(INSTRUCTIONS FOR THE TASK) Go through the records and extract every line with the word "centro".

-=-=-=-=-

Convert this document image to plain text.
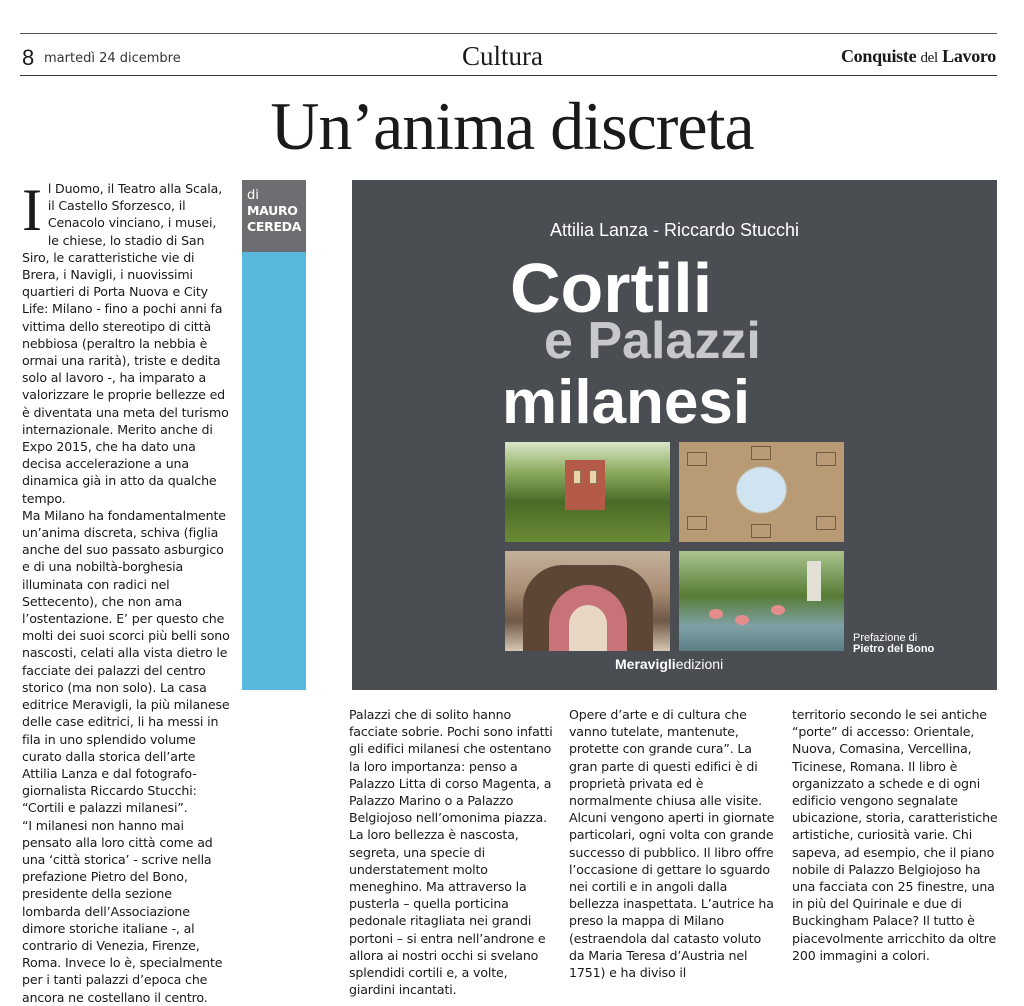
8 martedì 24 dicembre	Cultura	Conquiste del Lavoro
Un’anima discreta
I l Duomo, il Teatro alla Scala, il Castello Sforzesco, il Cenacolo vinciano, i musei, le chiese, lo stadio di San Siro, le caratteristiche vie di Brera, i Navigli, i nuovissimi quartieri di Porta Nuova e City Life: Milano - fino a pochi anni fa vittima dello stereotipo di città nebbiosa (peraltro la nebbia è ormai una rarità), triste e dedita solo al lavoro -, ha imparato a valorizzare le proprie bellezze ed è diventata una meta del turismo internazionale. Merito anche di Expo 2015, che ha dato una decisa accelerazione a una dinamica già in atto da qualche tempo.

Ma Milano ha fondamentalmente un’anima discreta, schiva (figlia anche del suo passato asburgico e di una nobiltà-borghesia illuminata con radici nel Settecento), che non ama l’ostentazione. E’ per questo che molti dei suoi scorci più belli sono nascosti, celati alla vista dietro le facciate dei palazzi del centro storico (ma non solo). La casa editrice Meravigli, la più milanese delle case editrici, li ha messi in fila in uno splendido volume curato dalla storica dell’arte Attilia Lanza e dal fotografo-giornalista Riccardo Stucchi: “Cortili e palazzi milanesi”.

“I milanesi non hanno mai pensato alla loro città come ad una ‘città storica’ - scrive nella prefazione Pietro del Bono, presidente della sezione lombarda dell’Associazione dimore storiche italiane -, al contrario di Venezia, Firenze, Roma. Invece lo è, specialmente per i tanti palazzi d’epoca che ancora ne costellano il centro.

di
MAURO
CEREDA	Attilia Lanza - Riccardo Stucchi
Cortili
e Palazzi
milanesi
Prefazione di
Pietro del Bono
Meravigliedizioni

Palazzi che di solito hanno facciate sobrie. Pochi sono infatti gli edifici milanesi che ostentano la loro importanza: penso a Palazzo Litta di corso Magenta, a Palazzo Marino o a Palazzo Belgiojoso nell’omonima piazza. La loro bellezza è nascosta, segreta, una specie di understatement molto meneghino. Ma attraverso la pusterla – quella porticina pedonale ritagliata nei grandi portoni – si entra nell’androne e allora ai nostri occhi si svelano splendidi cortili e, a volte, giardini incantati.

Opere d’arte e di cultura che vanno tutelate, mantenute, protette con grande cura”. La gran parte di questi edifici è di proprietà privata ed è normalmente chiusa alle visite. Alcuni vengono aperti in giornate particolari, ogni volta con grande successo di pubblico. Il libro offre l’occasione di gettare lo sguardo nei cortili e in angoli dalla bellezza inaspettata. L’autrice ha preso la mappa di Milano (estraendola dal catasto voluto da Maria Teresa d’Austria nel 1751) e ha diviso il

territorio secondo le sei antiche “porte” di accesso: Orientale, Nuova, Comasina, Vercellina, Ticinese, Romana. Il libro è organizzato a schede e di ogni edificio vengono segnalate ubicazione, storia, caratteristiche artistiche, curiosità varie. Chi sapeva, ad esempio, che il piano nobile di Palazzo Belgiojoso ha una facciata con 25 finestre, una in più del Quirinale e due di Buckingham Palace? Il tutto è piacevolmente arricchito da oltre 200 immagini a colori.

-=-=-=-=-

(TASK OUTPUT)
Ma Milano ha fondamentalmente un’anima discreta, schiva (figlia anche del suo passato asburgico e di una nobiltà-borghesia illuminata con radici nel Settecento), che non ama l’ostentazione. E’ per questo che molti dei suoi scorci più belli sono nascosti, celati alla vista dietro le facciate dei palazzi del centro storico (ma non solo). La casa editrice Meravigli, la più milanese delle case editrici, li ha messi in fila in uno splendido volume curato dalla storica dell’arte Attilia Lanza e dal fotografo-giornalista Riccardo Stucchi: “Cortili e palazzi milanesi”.
“I milanesi non hanno mai pensato alla loro città come ad una ‘città storica’ - scrive nella prefazione Pietro del Bono, presidente della sezione lombarda dell’Associazione dimore storiche italiane -, al contrario di Venezia, Firenze, Roma. Invece lo è, specialmente per i tanti palazzi d’epoca che ancora ne costellano il centro.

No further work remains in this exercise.